What is needed
Print the listing below in its entirety, character for character.

Dataset extract
--

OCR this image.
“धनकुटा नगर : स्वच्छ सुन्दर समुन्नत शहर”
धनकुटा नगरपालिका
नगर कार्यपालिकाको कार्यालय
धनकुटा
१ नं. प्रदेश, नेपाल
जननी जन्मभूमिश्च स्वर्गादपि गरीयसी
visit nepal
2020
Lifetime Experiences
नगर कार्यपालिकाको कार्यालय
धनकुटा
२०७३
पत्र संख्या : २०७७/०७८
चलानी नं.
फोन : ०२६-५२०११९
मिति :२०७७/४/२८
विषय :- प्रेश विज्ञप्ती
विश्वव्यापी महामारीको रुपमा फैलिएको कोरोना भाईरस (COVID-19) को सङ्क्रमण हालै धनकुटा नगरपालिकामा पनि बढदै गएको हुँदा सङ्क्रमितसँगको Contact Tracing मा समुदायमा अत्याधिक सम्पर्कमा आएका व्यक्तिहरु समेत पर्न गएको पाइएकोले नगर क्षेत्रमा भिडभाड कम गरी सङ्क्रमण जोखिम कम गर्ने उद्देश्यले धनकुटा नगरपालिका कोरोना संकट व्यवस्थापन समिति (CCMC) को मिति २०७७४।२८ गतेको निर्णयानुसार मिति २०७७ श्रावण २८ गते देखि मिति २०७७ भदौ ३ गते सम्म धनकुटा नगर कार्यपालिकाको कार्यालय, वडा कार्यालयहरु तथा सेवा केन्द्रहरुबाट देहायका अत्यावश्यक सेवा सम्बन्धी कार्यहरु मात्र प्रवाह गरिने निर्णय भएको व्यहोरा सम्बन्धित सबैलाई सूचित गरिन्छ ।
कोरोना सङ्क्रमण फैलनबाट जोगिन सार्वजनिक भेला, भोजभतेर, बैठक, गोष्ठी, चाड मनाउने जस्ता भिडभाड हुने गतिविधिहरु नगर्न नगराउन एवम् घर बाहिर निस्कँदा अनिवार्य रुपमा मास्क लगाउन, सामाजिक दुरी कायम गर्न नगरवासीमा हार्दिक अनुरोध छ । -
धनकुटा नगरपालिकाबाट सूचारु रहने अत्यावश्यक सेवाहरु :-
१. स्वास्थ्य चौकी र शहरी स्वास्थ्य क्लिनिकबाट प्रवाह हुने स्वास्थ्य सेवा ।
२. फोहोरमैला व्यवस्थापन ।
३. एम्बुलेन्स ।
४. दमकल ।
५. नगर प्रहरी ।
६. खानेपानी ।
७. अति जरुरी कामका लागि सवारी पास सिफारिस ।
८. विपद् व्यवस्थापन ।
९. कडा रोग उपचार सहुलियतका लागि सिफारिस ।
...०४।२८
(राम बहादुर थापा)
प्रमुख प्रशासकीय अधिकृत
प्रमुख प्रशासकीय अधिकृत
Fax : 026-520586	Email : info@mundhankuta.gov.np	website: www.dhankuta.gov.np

--

Full response
OCR this image.
“धनकुटा नगर : स्वच्छ सुन्दर समुन्नत शहर”
धनकुटा नगरपालिका
नगर कार्यपालिकाको कार्यालय
धनकुटा
१ नं. प्रदेश, नेपाल
जननी जन्मभूमिश्च स्वर्गादपि गरीयसी
visit nepal
2020
Lifetime Experiences
नगर कार्यपालिकाको कार्यालय
धनकुटा
२०७३
पत्र संख्या : २०७७/०७८
चलानी नं.
फोन : ०२६-५२०११९
मिति :२०७७/४/२८
विषय :- प्रेश विज्ञप्ती
विश्वव्यापी महामारीको रुपमा फैलिएको कोरोना भाईरस (COVID-19) को सङ्क्रमण हालै धनकुटा नगरपालिकामा पनि बढदै गएको हुँदा सङ्क्रमितसँगको Contact Tracing मा समुदायमा अत्याधिक सम्पर्कमा आएका व्यक्तिहरु समेत पर्न गएको पाइएकोले नगर क्षेत्रमा भिडभाड कम गरी सङ्क्रमण जोखिम कम गर्ने उद्देश्यले धनकुटा नगरपालिका कोरोना संकट व्यवस्थापन समिति (CCMC) को मिति २०७७४।२८ गतेको निर्णयानुसार मिति २०७७ श्रावण २८ गते देखि मिति २०७७ भदौ ३ गते सम्म धनकुटा नगर कार्यपालिकाको कार्यालय, वडा कार्यालयहरु तथा सेवा केन्द्रहरुबाट देहायका अत्यावश्यक सेवा सम्बन्धी कार्यहरु मात्र प्रवाह गरिने निर्णय भएको व्यहोरा सम्बन्धित सबैलाई सूचित गरिन्छ ।
कोरोना सङ्क्रमण फैलनबाट जोगिन सार्वजनिक भेला, भोजभतेर, बैठक, गोष्ठी, चाड मनाउने जस्ता भिडभाड हुने गतिविधिहरु नगर्न नगराउन एवम् घर बाहिर निस्कँदा अनिवार्य रुपमा मास्क लगाउन, सामाजिक दुरी कायम गर्न नगरवासीमा हार्दिक अनुरोध छ । -
धनकुटा नगरपालिकाबाट सूचारु रहने अत्यावश्यक सेवाहरु :-
१. स्वास्थ्य चौकी र शहरी स्वास्थ्य क्लिनिकबाट प्रवाह हुने स्वास्थ्य सेवा ।
२. फोहोरमैला व्यवस्थापन ।
३. एम्बुलेन्स ।
४. दमकल ।
५. नगर प्रहरी ।
६. खानेपानी ।
७. अति जरुरी कामका लागि सवारी पास सिफारिस ।
८. विपद् व्यवस्थापन ।
९. कडा रोग उपचार सहुलियतका लागि सिफारिस ।
...०४।२८
(राम बहादुर थापा)
प्रमुख प्रशासकीय अधिकृत
प्रमुख प्रशासकीय अधिकृत
Fax : 026-520586	Email : info@mundhankuta.gov.np	website: www.dhankuta.gov.np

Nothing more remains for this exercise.